Dataset items →
Begin
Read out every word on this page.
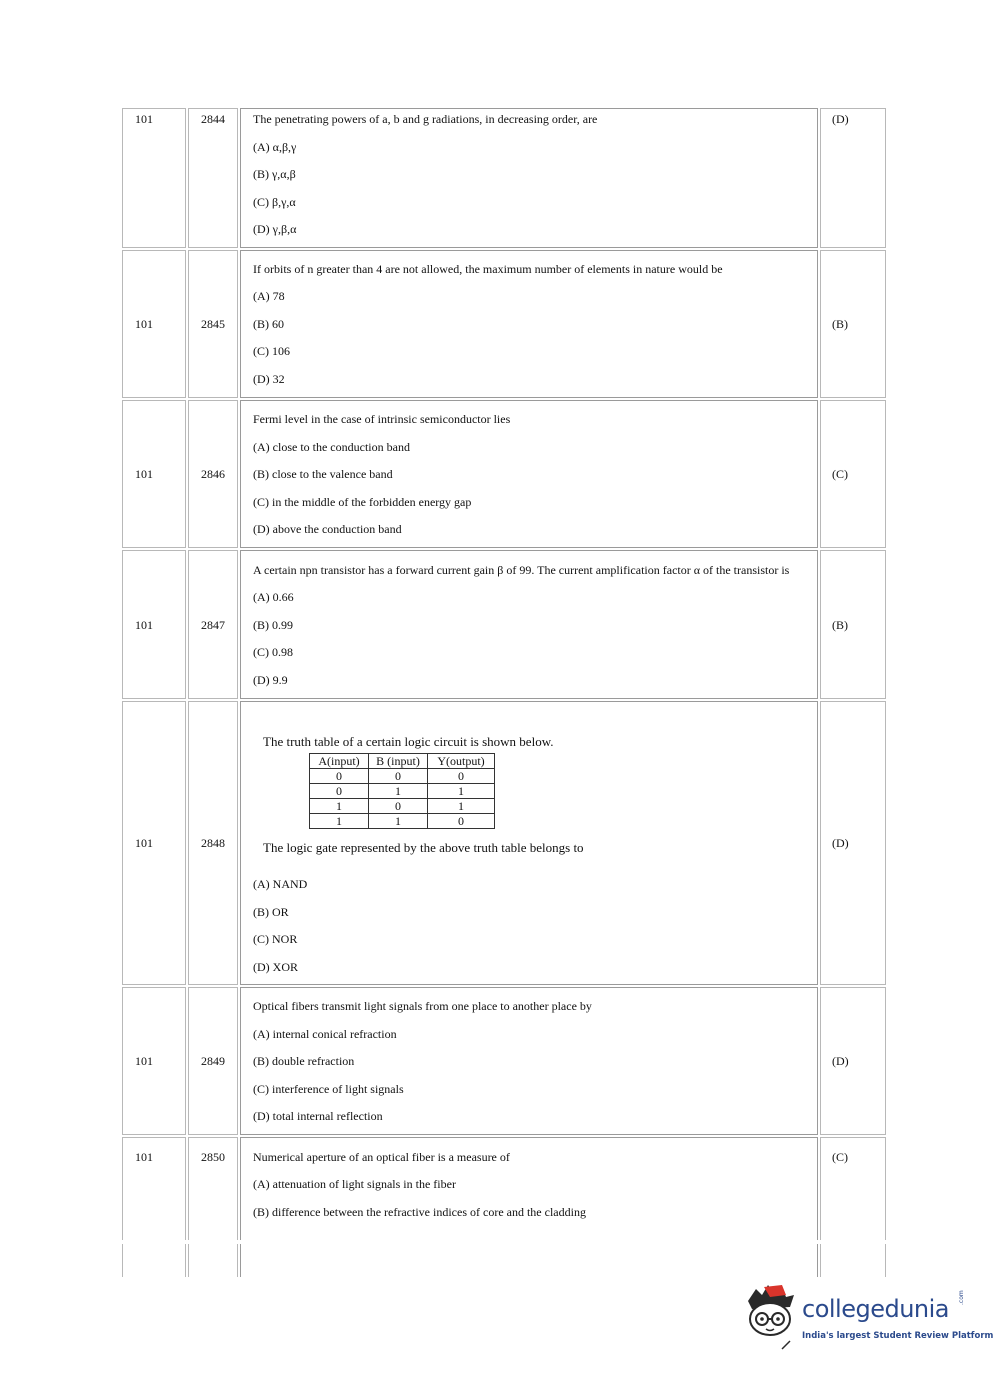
101	2844 The penetrating powers of a, b and g radiations, in decreasing order, are
(A) α,β,γ
(B) γ,α,β
(C) β,γ,α
(D) γ,β,α
(D)
101	2845
If orbits of n greater than 4 are not allowed, the maximum number of elements in nature would be
(A) 78
(B) 60
(C) 106
(D) 32
(B)
101	2846
Fermi level in the case of intrinsic semiconductor lies
(A) close to the conduction band
(B) close to the valence band
(C) in the middle of the forbidden energy gap
(D) above the conduction band
(C)
101	2847
A certain npn transistor has a forward current gain β of 99. The current amplification factor α of the transistor is
(A) 0.66
(B) 0.99
(C) 0.98
(D) 9.9
(B)
101	2848
The truth table of a certain logic circuit is shown below.
A(input)	B (input)	Y(output)
0	0	0
0	1	1
1	0	1
1	1	0
The logic gate represented by the above truth table belongs to
(A) NAND
(B) OR
(C) NOR
(D) XOR
(D)
101	2849
Optical fibers transmit light signals from one place to another place by
(A) internal conical refraction
(B) double refraction
(C) interference of light signals
(D) total internal reflection
(D)
101	2850 Numerical aperture of an optical fiber is a measure of
(A) attenuation of light signals in the fiber
(B) difference between the refractive indices of core and the cladding
(C)
collegedunia .com
India's largest Student Review Platform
End
WORK TO DO → Check each line above for the string "refraction" and report how many lines have it, giving only the number.

SOLUTION TO THIS TASK → 2